● **Problem statement**
Copy every line of the listing that holds the string "emissions".
======== Input data
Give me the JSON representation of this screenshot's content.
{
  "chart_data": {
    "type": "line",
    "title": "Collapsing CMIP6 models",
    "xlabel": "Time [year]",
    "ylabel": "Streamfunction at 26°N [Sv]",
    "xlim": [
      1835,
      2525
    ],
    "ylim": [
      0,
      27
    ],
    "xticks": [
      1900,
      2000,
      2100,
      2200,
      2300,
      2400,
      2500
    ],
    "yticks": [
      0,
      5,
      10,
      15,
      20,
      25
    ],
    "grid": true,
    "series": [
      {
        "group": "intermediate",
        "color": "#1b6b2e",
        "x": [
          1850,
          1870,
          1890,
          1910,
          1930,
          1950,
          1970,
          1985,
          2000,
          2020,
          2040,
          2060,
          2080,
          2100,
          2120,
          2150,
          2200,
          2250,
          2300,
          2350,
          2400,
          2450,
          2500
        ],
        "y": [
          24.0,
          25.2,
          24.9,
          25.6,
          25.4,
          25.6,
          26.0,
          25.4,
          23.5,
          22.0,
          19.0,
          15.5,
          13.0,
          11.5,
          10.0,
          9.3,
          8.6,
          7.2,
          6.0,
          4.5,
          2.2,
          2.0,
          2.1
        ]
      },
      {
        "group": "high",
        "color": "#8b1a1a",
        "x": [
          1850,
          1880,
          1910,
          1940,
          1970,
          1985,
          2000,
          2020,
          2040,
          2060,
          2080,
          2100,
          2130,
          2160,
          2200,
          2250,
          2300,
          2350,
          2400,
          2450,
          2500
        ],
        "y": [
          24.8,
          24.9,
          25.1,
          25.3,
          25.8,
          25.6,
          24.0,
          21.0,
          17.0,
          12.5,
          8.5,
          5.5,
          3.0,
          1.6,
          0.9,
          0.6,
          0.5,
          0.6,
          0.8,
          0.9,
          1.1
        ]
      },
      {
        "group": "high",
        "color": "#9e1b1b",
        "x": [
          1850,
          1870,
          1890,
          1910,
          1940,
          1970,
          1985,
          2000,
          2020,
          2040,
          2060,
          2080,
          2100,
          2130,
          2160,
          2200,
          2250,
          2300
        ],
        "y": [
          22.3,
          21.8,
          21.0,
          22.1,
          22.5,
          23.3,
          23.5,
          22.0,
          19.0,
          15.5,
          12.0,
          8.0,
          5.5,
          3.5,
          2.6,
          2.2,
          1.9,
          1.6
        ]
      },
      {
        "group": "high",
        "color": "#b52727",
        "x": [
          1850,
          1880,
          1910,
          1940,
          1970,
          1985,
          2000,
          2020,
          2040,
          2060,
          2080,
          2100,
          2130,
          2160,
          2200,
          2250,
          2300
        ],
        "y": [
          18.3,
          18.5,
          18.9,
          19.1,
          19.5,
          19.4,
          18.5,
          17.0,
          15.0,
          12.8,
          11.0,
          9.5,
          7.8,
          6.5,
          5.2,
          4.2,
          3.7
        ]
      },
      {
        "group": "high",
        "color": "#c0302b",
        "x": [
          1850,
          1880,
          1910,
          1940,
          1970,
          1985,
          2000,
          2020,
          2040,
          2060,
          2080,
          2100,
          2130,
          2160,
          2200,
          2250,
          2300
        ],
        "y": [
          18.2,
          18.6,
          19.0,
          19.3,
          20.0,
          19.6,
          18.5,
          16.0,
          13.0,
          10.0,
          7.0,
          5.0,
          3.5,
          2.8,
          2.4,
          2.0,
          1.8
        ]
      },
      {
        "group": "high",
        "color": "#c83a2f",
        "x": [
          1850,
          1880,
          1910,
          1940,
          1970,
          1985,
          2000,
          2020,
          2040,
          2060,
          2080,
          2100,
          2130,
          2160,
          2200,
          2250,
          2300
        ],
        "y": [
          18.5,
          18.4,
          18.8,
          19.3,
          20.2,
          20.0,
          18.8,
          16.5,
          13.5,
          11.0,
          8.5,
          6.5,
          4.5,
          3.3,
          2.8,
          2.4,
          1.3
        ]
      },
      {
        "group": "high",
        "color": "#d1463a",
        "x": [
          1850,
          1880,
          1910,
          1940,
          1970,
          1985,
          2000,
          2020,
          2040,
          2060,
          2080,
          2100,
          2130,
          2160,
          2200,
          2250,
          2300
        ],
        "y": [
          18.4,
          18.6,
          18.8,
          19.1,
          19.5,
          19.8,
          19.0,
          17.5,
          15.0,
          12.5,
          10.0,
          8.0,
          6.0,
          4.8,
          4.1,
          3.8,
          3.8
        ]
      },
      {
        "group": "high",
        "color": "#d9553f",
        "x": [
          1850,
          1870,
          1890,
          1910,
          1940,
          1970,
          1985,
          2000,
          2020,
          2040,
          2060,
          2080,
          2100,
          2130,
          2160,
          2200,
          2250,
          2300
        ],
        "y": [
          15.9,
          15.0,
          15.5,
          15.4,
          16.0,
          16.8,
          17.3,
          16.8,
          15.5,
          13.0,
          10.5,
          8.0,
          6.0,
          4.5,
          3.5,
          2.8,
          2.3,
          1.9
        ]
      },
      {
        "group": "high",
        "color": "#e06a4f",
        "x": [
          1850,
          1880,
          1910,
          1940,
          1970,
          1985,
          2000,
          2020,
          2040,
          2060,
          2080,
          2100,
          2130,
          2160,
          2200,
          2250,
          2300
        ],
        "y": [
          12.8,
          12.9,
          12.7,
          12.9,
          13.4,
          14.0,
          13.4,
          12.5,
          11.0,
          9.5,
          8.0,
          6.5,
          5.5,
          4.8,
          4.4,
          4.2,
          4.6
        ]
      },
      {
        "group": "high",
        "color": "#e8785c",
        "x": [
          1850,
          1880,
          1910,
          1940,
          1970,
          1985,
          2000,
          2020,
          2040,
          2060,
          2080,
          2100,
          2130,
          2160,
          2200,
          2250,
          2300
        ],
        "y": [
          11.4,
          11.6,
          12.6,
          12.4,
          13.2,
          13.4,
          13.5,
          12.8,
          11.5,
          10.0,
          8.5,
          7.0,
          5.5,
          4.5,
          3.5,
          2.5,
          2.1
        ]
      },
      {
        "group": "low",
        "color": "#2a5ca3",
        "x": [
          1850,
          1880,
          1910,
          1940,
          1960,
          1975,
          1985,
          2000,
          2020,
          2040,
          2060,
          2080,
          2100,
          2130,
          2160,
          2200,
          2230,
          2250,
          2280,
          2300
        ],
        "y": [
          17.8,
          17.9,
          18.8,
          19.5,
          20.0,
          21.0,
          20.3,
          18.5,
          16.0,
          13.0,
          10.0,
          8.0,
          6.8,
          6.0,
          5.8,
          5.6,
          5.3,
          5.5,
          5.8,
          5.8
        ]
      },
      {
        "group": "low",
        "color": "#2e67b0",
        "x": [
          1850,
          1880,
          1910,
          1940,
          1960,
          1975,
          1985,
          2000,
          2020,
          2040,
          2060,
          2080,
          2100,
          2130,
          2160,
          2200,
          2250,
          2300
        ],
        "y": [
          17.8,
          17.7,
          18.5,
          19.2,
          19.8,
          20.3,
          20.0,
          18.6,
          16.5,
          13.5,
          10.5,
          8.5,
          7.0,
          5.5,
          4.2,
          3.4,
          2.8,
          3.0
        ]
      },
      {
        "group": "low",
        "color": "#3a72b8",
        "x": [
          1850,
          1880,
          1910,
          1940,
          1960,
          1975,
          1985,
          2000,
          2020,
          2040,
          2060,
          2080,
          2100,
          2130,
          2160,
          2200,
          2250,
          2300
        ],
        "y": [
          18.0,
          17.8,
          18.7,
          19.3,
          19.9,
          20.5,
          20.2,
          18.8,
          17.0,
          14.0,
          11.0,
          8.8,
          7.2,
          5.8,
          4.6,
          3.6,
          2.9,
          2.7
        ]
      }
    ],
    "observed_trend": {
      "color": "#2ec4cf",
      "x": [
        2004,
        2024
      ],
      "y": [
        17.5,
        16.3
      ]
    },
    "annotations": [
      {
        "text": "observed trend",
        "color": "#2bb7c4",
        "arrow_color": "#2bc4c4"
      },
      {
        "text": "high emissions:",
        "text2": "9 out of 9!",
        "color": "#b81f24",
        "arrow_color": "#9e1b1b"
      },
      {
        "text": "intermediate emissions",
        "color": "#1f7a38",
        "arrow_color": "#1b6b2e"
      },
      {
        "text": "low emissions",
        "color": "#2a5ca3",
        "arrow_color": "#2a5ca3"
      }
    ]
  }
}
================
● **Task response**
        "text": "high emissions:",
        "text": "intermediate emissions",
        "text": "low emissions",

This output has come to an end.